### PROBLEM DESCRIPTION
Output the entries word for word. Omit images.

— START EXTRACTED MATERIAL —

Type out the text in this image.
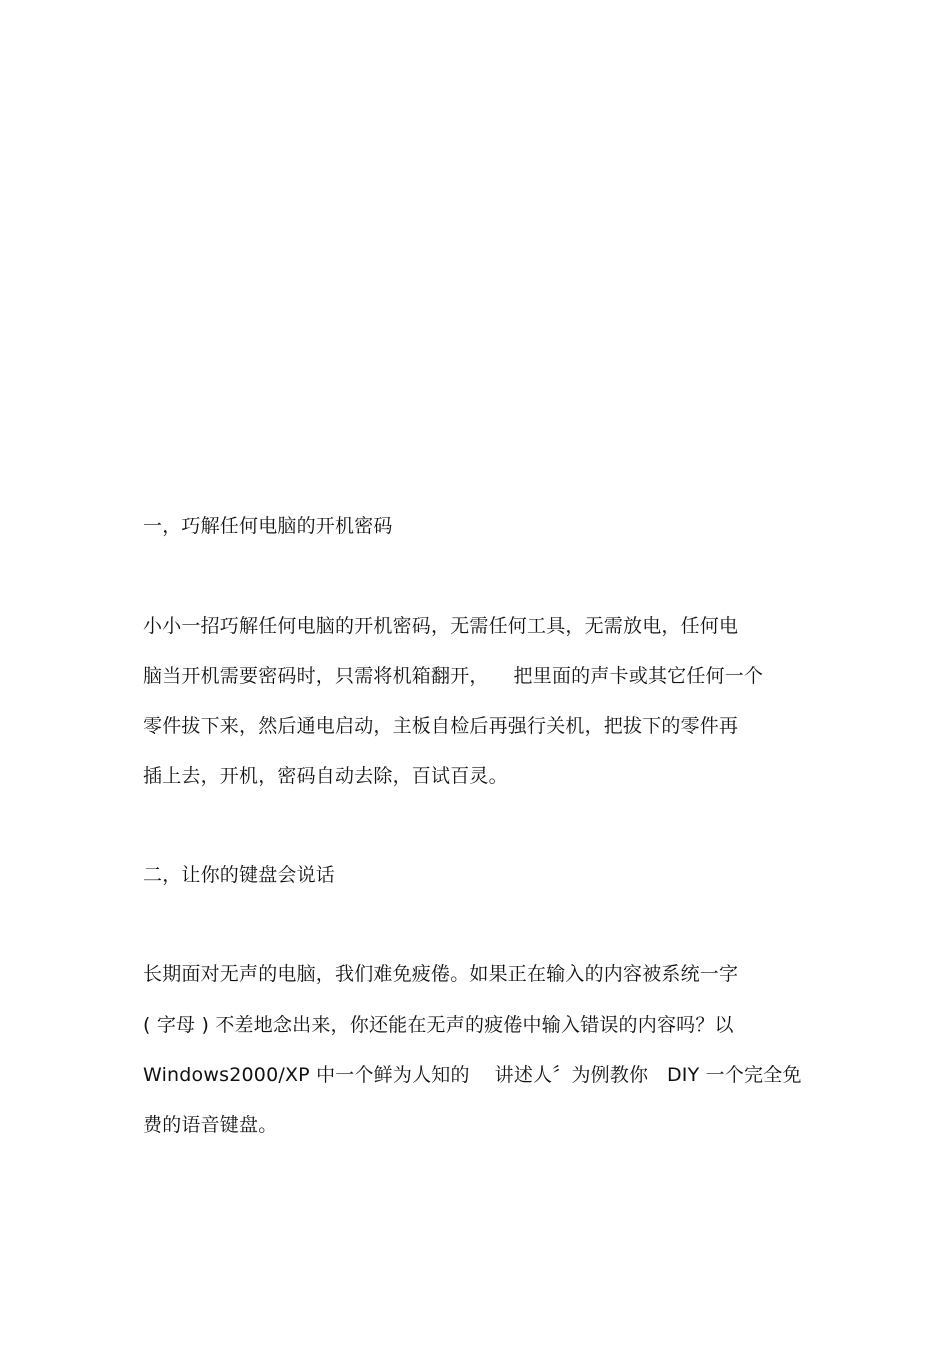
一，巧解任何电脑的开机密码
小小一招巧解任何电脑的开机密码，无需任何工具，无需放电，任何电
脑当开机需要密码时，只需将机箱翻开，    把里面的声卡或其它任何一个
零件拔下来，然后通电启动，主板自检后再强行关机，把拔下的零件再
插上去，开机，密码自动去除，百试百灵。
二，让你的键盘会说话
长期面对无声的电脑，我们难免疲倦。如果正在输入的内容被系统一字
( 字母 ) 不差地念出来，你还能在无声的疲倦中输入错误的内容吗？以
Windows2000/XP 中一个鲜为人知的    讲述人〞为例教你   DIY 一个完全免
费的语音键盘。
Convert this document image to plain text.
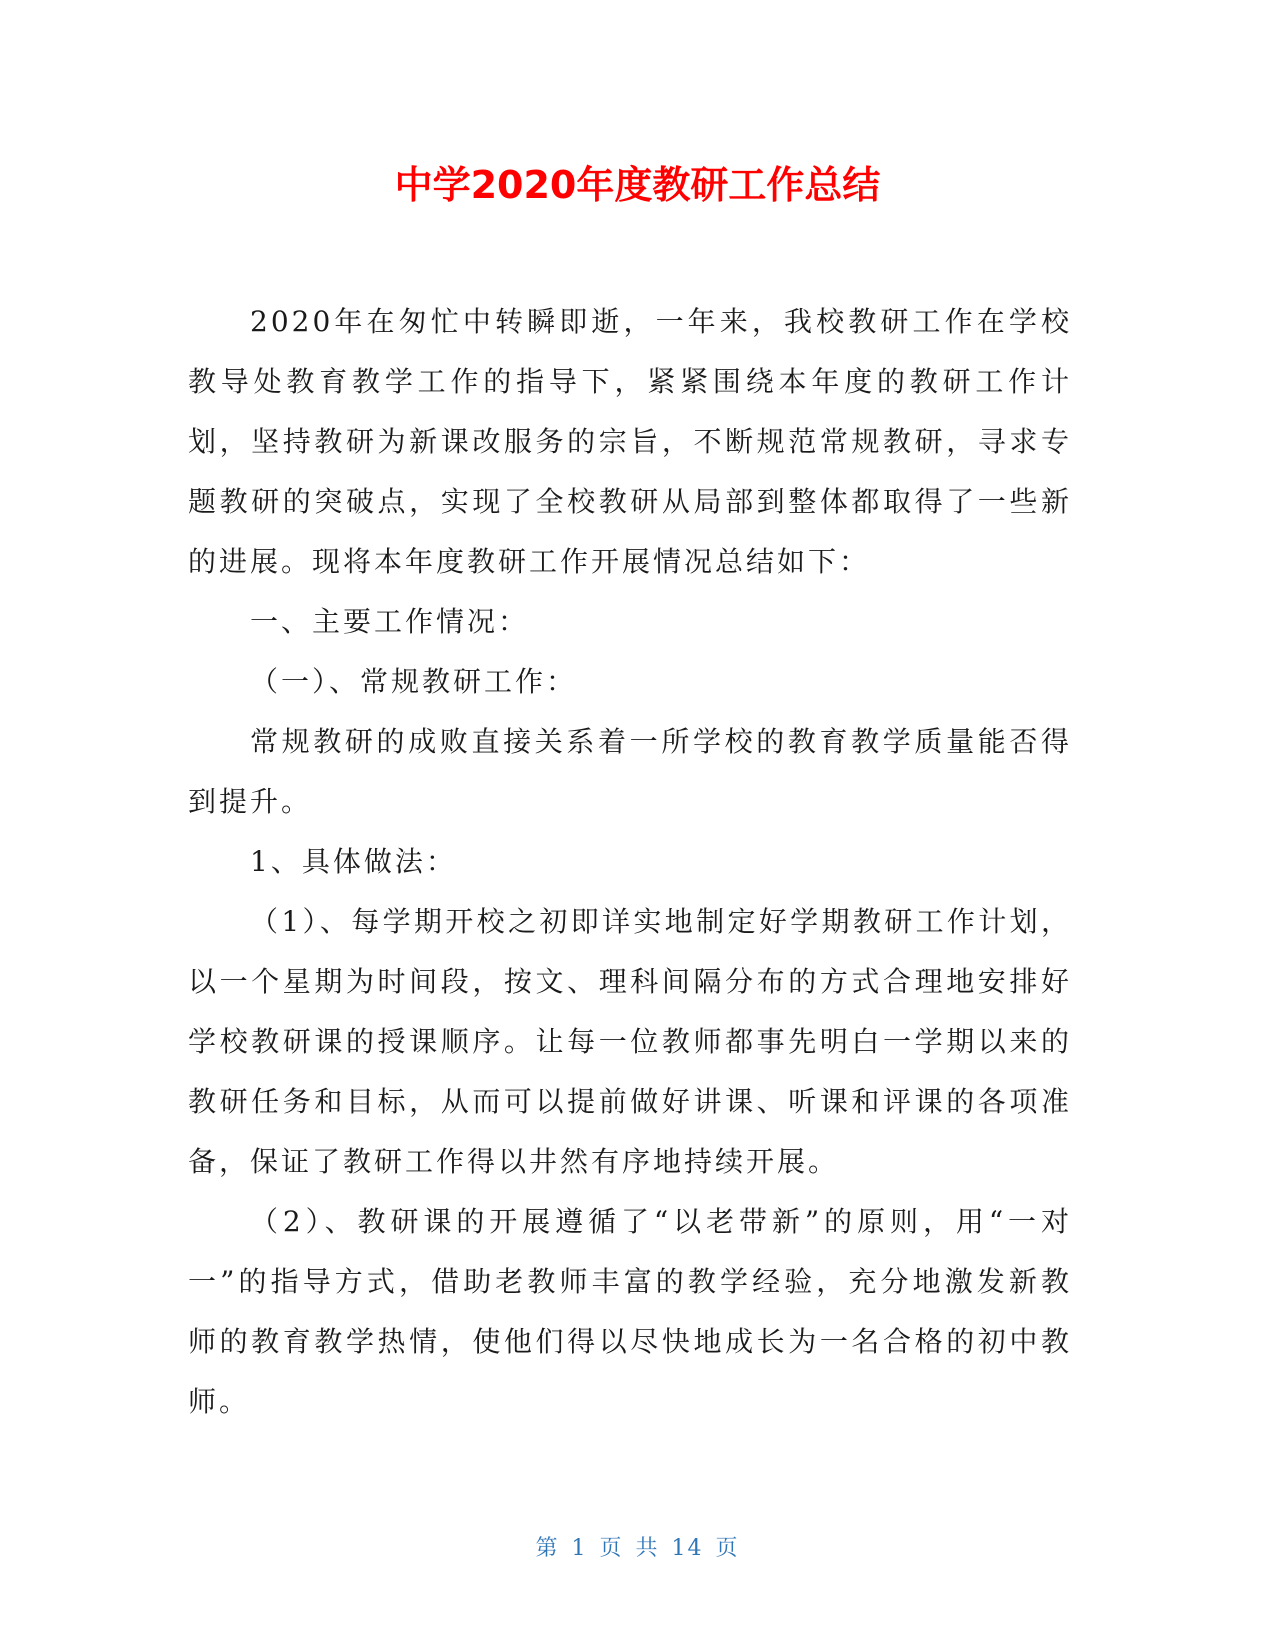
中学2020年度教研工作总结

2020年在匆忙中转瞬即逝，一年来，我校教研工作在学校教导处教育教学工作的指导下，紧紧围绕本年度的教研工作计划，坚持教研为新课改服务的宗旨，不断规范常规教研，寻求专题教研的突破点，实现了全校教研从局部到整体都取得了一些新的进展。现将本年度教研工作开展情况总结如下：

一、主要工作情况：

（一）、常规教研工作：

常规教研的成败直接关系着一所学校的教育教学质量能否得到提升。

1、具体做法：

（1）、每学期开校之初即详实地制定好学期教研工作计划，以一个星期为时间段，按文、理科间隔分布的方式合理地安排好学校教研课的授课顺序。让每一位教师都事先明白一学期以来的教研任务和目标，从而可以提前做好讲课、听课和评课的各项准备，保证了教研工作得以井然有序地持续开展。

（2）、教研课的开展遵循了“以老带新”的原则，用“一对一”的指导方式，借助老教师丰富的教学经验，充分地激发新教师的教育教学热情，使他们得以尽快地成长为一名合格的初中教师。

第 1 页 共 14 页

— END EXTRACTED MATERIAL —

### THE SOLUTION
Type out the text in this image.
一，巧解任何电脑的开机密码
小小一招巧解任何电脑的开机密码，无需任何工具，无需放电，任何电
脑当开机需要密码时，只需将机箱翻开，    把里面的声卡或其它任何一个
零件拔下来，然后通电启动，主板自检后再强行关机，把拔下的零件再
插上去，开机，密码自动去除，百试百灵。
二，让你的键盘会说话
长期面对无声的电脑，我们难免疲倦。如果正在输入的内容被系统一字
( 字母 ) 不差地念出来，你还能在无声的疲倦中输入错误的内容吗？以
Windows2000/XP 中一个鲜为人知的    讲述人〞为例教你   DIY 一个完全免
费的语音键盘。
Convert this document image to plain text.
中学2020年度教研工作总结

2020年在匆忙中转瞬即逝，一年来，我校教研工作在学校教导处教育教学工作的指导下，紧紧围绕本年度的教研工作计划，坚持教研为新课改服务的宗旨，不断规范常规教研，寻求专题教研的突破点，实现了全校教研从局部到整体都取得了一些新的进展。现将本年度教研工作开展情况总结如下：

一、主要工作情况：

（一）、常规教研工作：

常规教研的成败直接关系着一所学校的教育教学质量能否得到提升。

1、具体做法：

（1）、每学期开校之初即详实地制定好学期教研工作计划，以一个星期为时间段，按文、理科间隔分布的方式合理地安排好学校教研课的授课顺序。让每一位教师都事先明白一学期以来的教研任务和目标，从而可以提前做好讲课、听课和评课的各项准备，保证了教研工作得以井然有序地持续开展。

（2）、教研课的开展遵循了“以老带新”的原则，用“一对一”的指导方式，借助老教师丰富的教学经验，充分地激发新教师的教育教学热情，使他们得以尽快地成长为一名合格的初中教师。

第 1 页 共 14 页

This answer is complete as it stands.